= PROVIDED RECORDS =
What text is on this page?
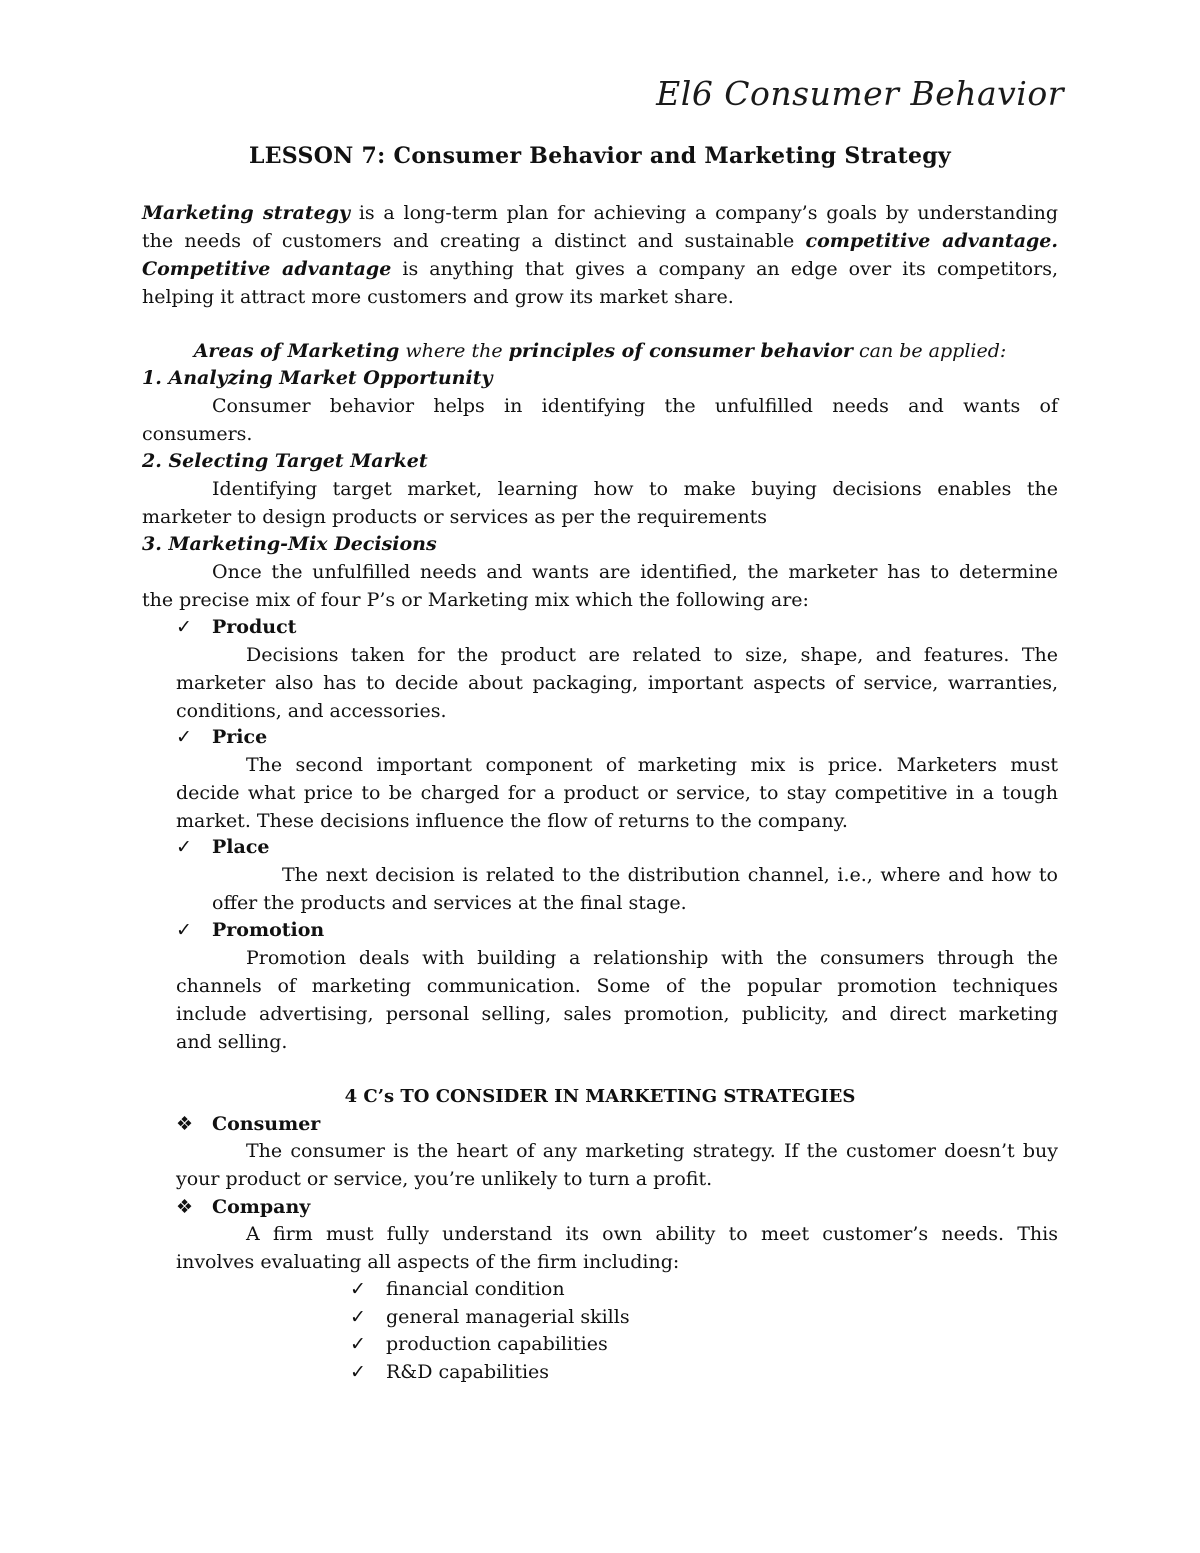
El6 Consumer Behavior
LESSON 7: Consumer Behavior and Marketing Strategy
Marketing strategy is a long-term plan for achieving a company’s goals by understanding
the needs of customers and creating a distinct and sustainable competitive advantage.
Competitive advantage is anything that gives a company an edge over its competitors,
helping it attract more customers and grow its market share.
Areas of Marketing where the principles of consumer behavior can be applied:
1. Analyzing Market Opportunity
Consumer behavior helps in identifying the unfulfilled needs and wants of
consumers.
2. Selecting Target Market
Identifying target market, learning how to make buying decisions enables the
marketer to design products or services as per the requirements
3. Marketing-Mix Decisions
Once the unfulfilled needs and wants are identified, the marketer has to determine
the precise mix of four P’s or Marketing mix which the following are:
✓ Product
Decisions taken for the product are related to size, shape, and features. The
marketer also has to decide about packaging, important aspects of service, warranties,
conditions, and accessories.
✓ Price
The second important component of marketing mix is price. Marketers must
decide what price to be charged for a product or service, to stay competitive in a tough
market. These decisions influence the flow of returns to the company.
✓ Place
The next decision is related to the distribution channel, i.e., where and how to
offer the products and services at the final stage.
✓ Promotion
Promotion deals with building a relationship with the consumers through the
channels of marketing communication. Some of the popular promotion techniques
include advertising, personal selling, sales promotion, publicity, and direct marketing
and selling.
4 C’s TO CONSIDER IN MARKETING STRATEGIES
❖ Consumer
The consumer is the heart of any marketing strategy. If the customer doesn’t buy
your product or service, you’re unlikely to turn a profit.
❖ Company
A firm must fully understand its own ability to meet customer’s needs. This
involves evaluating all aspects of the firm including:
✓ financial condition
✓ general managerial skills
✓ production capabilities
✓ R&D capabilities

= WRITTEN TASK =
Every record is to be reproduced exactly, with no pictures included.

= COMPLETED TASK =
What text is on this page?
El6 Consumer Behavior
LESSON 7: Consumer Behavior and Marketing Strategy
Marketing strategy is a long-term plan for achieving a company’s goals by understanding
the needs of customers and creating a distinct and sustainable competitive advantage.
Competitive advantage is anything that gives a company an edge over its competitors,
helping it attract more customers and grow its market share.
Areas of Marketing where the principles of consumer behavior can be applied:
1. Analyzing Market Opportunity
Consumer behavior helps in identifying the unfulfilled needs and wants of
consumers.
2. Selecting Target Market
Identifying target market, learning how to make buying decisions enables the
marketer to design products or services as per the requirements
3. Marketing-Mix Decisions
Once the unfulfilled needs and wants are identified, the marketer has to determine
the precise mix of four P’s or Marketing mix which the following are:
✓ Product
Decisions taken for the product are related to size, shape, and features. The
marketer also has to decide about packaging, important aspects of service, warranties,
conditions, and accessories.
✓ Price
The second important component of marketing mix is price. Marketers must
decide what price to be charged for a product or service, to stay competitive in a tough
market. These decisions influence the flow of returns to the company.
✓ Place
The next decision is related to the distribution channel, i.e., where and how to
offer the products and services at the final stage.
✓ Promotion
Promotion deals with building a relationship with the consumers through the
channels of marketing communication. Some of the popular promotion techniques
include advertising, personal selling, sales promotion, publicity, and direct marketing
and selling.
4 C’s TO CONSIDER IN MARKETING STRATEGIES
❖ Consumer
The consumer is the heart of any marketing strategy. If the customer doesn’t buy
your product or service, you’re unlikely to turn a profit.
❖ Company
A firm must fully understand its own ability to meet customer’s needs. This
involves evaluating all aspects of the firm including:
✓ financial condition
✓ general managerial skills
✓ production capabilities
✓ R&D capabilities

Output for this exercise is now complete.